§ **Your goal**: Work out how many lines in the listing below include the word "Fused". Give nothing but the number.

(Figure contents as structured data)

============================================================

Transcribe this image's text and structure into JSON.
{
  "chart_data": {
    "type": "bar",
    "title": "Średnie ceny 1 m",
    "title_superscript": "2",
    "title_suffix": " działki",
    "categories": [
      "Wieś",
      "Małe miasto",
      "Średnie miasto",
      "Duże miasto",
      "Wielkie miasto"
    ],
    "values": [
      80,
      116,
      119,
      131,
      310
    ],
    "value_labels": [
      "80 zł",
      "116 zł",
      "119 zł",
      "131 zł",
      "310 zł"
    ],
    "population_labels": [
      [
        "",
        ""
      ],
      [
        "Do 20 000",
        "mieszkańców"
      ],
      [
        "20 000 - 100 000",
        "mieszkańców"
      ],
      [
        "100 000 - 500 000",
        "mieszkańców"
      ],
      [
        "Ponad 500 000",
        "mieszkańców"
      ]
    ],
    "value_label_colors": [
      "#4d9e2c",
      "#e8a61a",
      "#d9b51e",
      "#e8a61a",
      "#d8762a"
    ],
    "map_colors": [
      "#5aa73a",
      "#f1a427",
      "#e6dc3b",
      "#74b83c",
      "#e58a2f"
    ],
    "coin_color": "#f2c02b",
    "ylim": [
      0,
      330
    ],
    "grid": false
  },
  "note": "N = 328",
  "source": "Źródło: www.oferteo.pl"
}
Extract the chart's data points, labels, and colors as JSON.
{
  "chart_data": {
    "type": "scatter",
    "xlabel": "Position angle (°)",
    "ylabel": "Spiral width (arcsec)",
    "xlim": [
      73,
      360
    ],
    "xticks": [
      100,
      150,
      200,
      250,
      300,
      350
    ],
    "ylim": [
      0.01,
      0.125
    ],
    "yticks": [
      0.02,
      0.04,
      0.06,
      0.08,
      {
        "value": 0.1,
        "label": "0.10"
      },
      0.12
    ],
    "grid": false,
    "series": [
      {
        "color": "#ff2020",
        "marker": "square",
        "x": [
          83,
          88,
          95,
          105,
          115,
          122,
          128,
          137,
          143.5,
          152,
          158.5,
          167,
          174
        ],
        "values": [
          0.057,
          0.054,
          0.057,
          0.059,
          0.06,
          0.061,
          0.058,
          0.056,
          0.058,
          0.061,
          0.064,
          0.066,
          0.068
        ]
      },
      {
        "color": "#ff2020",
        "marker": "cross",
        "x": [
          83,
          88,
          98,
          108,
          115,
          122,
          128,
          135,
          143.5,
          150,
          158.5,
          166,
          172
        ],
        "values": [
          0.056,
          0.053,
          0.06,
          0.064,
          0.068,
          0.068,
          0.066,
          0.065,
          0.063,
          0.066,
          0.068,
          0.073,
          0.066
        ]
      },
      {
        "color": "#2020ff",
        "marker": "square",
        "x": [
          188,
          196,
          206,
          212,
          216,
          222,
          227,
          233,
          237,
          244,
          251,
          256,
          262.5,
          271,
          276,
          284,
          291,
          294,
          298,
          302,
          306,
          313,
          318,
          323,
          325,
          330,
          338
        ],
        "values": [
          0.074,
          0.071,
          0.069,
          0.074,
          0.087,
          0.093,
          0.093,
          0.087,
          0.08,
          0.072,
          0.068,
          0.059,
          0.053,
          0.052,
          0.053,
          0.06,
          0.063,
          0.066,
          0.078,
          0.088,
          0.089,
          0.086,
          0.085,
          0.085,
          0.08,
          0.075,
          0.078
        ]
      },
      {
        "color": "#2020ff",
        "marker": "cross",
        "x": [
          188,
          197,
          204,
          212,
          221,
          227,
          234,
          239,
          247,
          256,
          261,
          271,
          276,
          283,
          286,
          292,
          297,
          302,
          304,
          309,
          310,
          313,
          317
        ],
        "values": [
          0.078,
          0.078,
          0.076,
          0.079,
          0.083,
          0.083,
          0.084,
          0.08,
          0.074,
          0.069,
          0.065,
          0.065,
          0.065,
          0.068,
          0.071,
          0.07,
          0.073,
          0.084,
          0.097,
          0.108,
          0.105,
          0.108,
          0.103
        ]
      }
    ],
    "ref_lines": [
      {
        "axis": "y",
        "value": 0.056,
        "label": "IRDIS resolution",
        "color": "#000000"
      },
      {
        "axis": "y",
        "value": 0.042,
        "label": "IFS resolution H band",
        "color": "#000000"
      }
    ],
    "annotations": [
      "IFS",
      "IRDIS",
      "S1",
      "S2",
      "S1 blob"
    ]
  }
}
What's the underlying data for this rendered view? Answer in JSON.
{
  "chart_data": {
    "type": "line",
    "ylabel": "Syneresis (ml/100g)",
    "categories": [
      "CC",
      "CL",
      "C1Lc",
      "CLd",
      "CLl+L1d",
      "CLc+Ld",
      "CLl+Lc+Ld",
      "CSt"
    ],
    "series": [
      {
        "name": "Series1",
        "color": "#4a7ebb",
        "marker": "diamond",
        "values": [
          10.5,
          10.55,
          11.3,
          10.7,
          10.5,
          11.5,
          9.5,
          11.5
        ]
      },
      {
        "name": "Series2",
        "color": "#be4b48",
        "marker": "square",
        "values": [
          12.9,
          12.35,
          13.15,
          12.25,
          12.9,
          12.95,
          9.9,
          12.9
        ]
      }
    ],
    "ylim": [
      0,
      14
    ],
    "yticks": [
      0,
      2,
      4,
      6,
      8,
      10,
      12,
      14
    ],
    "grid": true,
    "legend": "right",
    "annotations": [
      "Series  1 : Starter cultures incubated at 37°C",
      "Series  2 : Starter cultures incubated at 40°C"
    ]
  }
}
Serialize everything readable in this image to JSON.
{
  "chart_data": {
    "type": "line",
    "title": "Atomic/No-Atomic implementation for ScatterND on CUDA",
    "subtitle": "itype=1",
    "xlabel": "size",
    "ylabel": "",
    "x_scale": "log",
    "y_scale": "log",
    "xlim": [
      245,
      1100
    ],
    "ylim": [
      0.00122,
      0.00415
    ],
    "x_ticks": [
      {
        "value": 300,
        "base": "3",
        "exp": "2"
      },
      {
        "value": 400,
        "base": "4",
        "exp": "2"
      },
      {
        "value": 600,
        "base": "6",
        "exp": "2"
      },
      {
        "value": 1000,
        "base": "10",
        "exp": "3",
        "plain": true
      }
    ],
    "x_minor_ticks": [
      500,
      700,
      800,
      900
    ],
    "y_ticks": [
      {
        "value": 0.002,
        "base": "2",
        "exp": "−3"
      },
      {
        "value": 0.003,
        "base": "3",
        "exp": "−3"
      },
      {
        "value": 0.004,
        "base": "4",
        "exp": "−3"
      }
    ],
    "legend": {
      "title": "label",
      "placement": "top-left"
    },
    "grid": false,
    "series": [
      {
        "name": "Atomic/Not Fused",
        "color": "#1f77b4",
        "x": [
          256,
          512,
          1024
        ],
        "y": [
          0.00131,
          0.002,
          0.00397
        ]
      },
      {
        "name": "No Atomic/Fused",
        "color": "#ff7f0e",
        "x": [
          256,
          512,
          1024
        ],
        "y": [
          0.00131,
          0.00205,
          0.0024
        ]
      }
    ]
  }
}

============================================================

§ **Task response**: 2